== Information supplied

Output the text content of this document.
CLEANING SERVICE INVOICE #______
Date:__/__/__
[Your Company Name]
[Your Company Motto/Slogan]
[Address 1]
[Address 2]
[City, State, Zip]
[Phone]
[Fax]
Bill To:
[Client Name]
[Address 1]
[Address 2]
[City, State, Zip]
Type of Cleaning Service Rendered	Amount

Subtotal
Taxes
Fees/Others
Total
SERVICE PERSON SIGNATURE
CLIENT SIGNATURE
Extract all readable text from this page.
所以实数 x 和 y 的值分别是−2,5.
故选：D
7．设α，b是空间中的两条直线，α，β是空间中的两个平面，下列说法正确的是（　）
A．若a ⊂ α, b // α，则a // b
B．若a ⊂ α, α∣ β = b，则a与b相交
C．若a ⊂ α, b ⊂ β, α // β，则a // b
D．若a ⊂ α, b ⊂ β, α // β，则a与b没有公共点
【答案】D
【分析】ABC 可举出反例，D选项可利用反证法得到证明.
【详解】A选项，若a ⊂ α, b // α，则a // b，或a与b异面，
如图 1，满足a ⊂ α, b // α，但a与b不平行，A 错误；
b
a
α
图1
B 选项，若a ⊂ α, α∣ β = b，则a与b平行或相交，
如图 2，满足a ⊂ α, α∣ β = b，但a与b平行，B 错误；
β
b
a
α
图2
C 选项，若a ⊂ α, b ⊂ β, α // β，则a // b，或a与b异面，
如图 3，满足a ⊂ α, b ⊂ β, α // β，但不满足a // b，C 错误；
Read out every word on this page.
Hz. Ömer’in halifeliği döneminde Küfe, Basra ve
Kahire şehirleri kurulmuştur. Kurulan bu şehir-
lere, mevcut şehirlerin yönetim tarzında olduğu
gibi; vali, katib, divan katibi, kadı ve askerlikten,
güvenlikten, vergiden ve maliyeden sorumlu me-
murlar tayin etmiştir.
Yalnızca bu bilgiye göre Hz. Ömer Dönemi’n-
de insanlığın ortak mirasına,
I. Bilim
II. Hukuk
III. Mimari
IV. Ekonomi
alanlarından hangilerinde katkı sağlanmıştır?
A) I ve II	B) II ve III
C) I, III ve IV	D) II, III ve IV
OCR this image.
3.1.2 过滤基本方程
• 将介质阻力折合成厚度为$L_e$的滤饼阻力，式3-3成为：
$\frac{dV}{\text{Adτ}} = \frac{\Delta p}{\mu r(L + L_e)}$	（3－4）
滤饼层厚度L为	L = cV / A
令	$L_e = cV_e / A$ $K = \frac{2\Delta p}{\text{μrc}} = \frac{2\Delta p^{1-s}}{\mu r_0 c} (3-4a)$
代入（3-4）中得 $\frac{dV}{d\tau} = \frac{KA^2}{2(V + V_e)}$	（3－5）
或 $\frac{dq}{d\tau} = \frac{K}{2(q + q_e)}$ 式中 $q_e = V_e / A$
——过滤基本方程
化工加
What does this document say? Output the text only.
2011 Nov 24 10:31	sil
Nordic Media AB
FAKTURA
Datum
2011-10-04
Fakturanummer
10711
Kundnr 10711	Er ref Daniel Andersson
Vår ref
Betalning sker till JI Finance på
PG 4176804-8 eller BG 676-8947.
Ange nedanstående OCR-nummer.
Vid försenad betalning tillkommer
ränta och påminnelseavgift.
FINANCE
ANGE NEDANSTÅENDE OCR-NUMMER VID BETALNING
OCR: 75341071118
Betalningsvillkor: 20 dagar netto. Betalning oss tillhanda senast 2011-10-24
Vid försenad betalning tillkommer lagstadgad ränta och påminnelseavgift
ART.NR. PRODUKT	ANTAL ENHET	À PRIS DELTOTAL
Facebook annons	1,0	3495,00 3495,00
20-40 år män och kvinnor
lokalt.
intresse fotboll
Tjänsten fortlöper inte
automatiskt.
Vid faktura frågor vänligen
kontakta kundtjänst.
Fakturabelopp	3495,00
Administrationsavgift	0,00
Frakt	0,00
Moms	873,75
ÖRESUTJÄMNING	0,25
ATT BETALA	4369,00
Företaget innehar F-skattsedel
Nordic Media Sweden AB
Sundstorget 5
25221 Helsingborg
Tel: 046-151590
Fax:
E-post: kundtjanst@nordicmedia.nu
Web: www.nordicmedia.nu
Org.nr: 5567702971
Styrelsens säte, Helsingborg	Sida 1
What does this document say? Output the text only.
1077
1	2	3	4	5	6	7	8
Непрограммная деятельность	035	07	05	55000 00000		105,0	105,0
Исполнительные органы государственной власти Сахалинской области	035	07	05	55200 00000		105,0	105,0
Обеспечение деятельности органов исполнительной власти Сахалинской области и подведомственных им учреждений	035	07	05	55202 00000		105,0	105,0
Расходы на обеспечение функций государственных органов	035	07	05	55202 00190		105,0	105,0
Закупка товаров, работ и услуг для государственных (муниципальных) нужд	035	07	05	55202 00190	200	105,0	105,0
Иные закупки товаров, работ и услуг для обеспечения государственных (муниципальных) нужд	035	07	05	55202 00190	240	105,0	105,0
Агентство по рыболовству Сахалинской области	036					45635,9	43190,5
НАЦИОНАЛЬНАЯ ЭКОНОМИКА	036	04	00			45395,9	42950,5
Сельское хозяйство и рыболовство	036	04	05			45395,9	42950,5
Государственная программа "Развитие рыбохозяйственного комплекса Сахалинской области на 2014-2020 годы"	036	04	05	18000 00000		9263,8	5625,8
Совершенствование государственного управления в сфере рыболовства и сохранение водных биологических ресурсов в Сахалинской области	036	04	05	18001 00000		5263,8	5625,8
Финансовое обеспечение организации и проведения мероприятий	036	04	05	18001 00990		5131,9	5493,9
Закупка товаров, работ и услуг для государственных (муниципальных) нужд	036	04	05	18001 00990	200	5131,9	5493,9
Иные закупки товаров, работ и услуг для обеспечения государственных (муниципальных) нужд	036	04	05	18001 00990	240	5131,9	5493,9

====

> _Task_: Repeat every entry exactly as written above.

> _Output below_:
Output the text content of this document.
CLEANING SERVICE INVOICE #______
Date:__/__/__
[Your Company Name]
[Your Company Motto/Slogan]
[Address 1]
[Address 2]
[City, State, Zip]
[Phone]
[Fax]
Bill To:
[Client Name]
[Address 1]
[Address 2]
[City, State, Zip]
Type of Cleaning Service Rendered	Amount

Subtotal
Taxes
Fees/Others
Total
SERVICE PERSON SIGNATURE
CLIENT SIGNATURE
Extract all readable text from this page.
所以实数 x 和 y 的值分别是−2,5.
故选：D
7．设α，b是空间中的两条直线，α，β是空间中的两个平面，下列说法正确的是（　）
A．若a ⊂ α, b // α，则a // b
B．若a ⊂ α, α∣ β = b，则a与b相交
C．若a ⊂ α, b ⊂ β, α // β，则a // b
D．若a ⊂ α, b ⊂ β, α // β，则a与b没有公共点
【答案】D
【分析】ABC 可举出反例，D选项可利用反证法得到证明.
【详解】A选项，若a ⊂ α, b // α，则a // b，或a与b异面，
如图 1，满足a ⊂ α, b // α，但a与b不平行，A 错误；
b
a
α
图1
B 选项，若a ⊂ α, α∣ β = b，则a与b平行或相交，
如图 2，满足a ⊂ α, α∣ β = b，但a与b平行，B 错误；
β
b
a
α
图2
C 选项，若a ⊂ α, b ⊂ β, α // β，则a // b，或a与b异面，
如图 3，满足a ⊂ α, b ⊂ β, α // β，但不满足a // b，C 错误；
Read out every word on this page.
Hz. Ömer’in halifeliği döneminde Küfe, Basra ve
Kahire şehirleri kurulmuştur. Kurulan bu şehir-
lere, mevcut şehirlerin yönetim tarzında olduğu
gibi; vali, katib, divan katibi, kadı ve askerlikten,
güvenlikten, vergiden ve maliyeden sorumlu me-
murlar tayin etmiştir.
Yalnızca bu bilgiye göre Hz. Ömer Dönemi’n-
de insanlığın ortak mirasına,
I. Bilim
II. Hukuk
III. Mimari
IV. Ekonomi
alanlarından hangilerinde katkı sağlanmıştır?
A) I ve II	B) II ve III
C) I, III ve IV	D) II, III ve IV
OCR this image.
3.1.2 过滤基本方程
• 将介质阻力折合成厚度为$L_e$的滤饼阻力，式3-3成为：
$\frac{dV}{\text{Adτ}} = \frac{\Delta p}{\mu r(L + L_e)}$	（3－4）
滤饼层厚度L为	L = cV / A
令	$L_e = cV_e / A$ $K = \frac{2\Delta p}{\text{μrc}} = \frac{2\Delta p^{1-s}}{\mu r_0 c} (3-4a)$
代入（3-4）中得 $\frac{dV}{d\tau} = \frac{KA^2}{2(V + V_e)}$	（3－5）
或 $\frac{dq}{d\tau} = \frac{K}{2(q + q_e)}$ 式中 $q_e = V_e / A$
——过滤基本方程
化工加
What does this document say? Output the text only.
2011 Nov 24 10:31	sil
Nordic Media AB
FAKTURA
Datum
2011-10-04
Fakturanummer
10711
Kundnr 10711	Er ref Daniel Andersson
Vår ref
Betalning sker till JI Finance på
PG 4176804-8 eller BG 676-8947.
Ange nedanstående OCR-nummer.
Vid försenad betalning tillkommer
ränta och påminnelseavgift.
FINANCE
ANGE NEDANSTÅENDE OCR-NUMMER VID BETALNING
OCR: 75341071118
Betalningsvillkor: 20 dagar netto. Betalning oss tillhanda senast 2011-10-24
Vid försenad betalning tillkommer lagstadgad ränta och påminnelseavgift
ART.NR. PRODUKT	ANTAL ENHET	À PRIS DELTOTAL
Facebook annons	1,0	3495,00 3495,00
20-40 år män och kvinnor
lokalt.
intresse fotboll
Tjänsten fortlöper inte
automatiskt.
Vid faktura frågor vänligen
kontakta kundtjänst.
Fakturabelopp	3495,00
Administrationsavgift	0,00
Frakt	0,00
Moms	873,75
ÖRESUTJÄMNING	0,25
ATT BETALA	4369,00
Företaget innehar F-skattsedel
Nordic Media Sweden AB
Sundstorget 5
25221 Helsingborg
Tel: 046-151590
Fax:
E-post: kundtjanst@nordicmedia.nu
Web: www.nordicmedia.nu
Org.nr: 5567702971
Styrelsens säte, Helsingborg	Sida 1
What does this document say? Output the text only.
1077
1	2	3	4	5	6	7	8
Непрограммная деятельность	035	07	05	55000 00000		105,0	105,0
Исполнительные органы государственной власти Сахалинской области	035	07	05	55200 00000		105,0	105,0
Обеспечение деятельности органов исполнительной власти Сахалинской области и подведомственных им учреждений	035	07	05	55202 00000		105,0	105,0
Расходы на обеспечение функций государственных органов	035	07	05	55202 00190		105,0	105,0
Закупка товаров, работ и услуг для государственных (муниципальных) нужд	035	07	05	55202 00190	200	105,0	105,0
Иные закупки товаров, работ и услуг для обеспечения государственных (муниципальных) нужд	035	07	05	55202 00190	240	105,0	105,0
Агентство по рыболовству Сахалинской области	036					45635,9	43190,5
НАЦИОНАЛЬНАЯ ЭКОНОМИКА	036	04	00			45395,9	42950,5
Сельское хозяйство и рыболовство	036	04	05			45395,9	42950,5
Государственная программа "Развитие рыбохозяйственного комплекса Сахалинской области на 2014-2020 годы"	036	04	05	18000 00000		9263,8	5625,8
Совершенствование государственного управления в сфере рыболовства и сохранение водных биологических ресурсов в Сахалинской области	036	04	05	18001 00000		5263,8	5625,8
Финансовое обеспечение организации и проведения мероприятий	036	04	05	18001 00990		5131,9	5493,9
Закупка товаров, работ и услуг для государственных (муниципальных) нужд	036	04	05	18001 00990	200	5131,9	5493,9
Иные закупки товаров, работ и услуг для обеспечения государственных (муниципальных) нужд	036	04	05	18001 00990	240	5131,9	5493,9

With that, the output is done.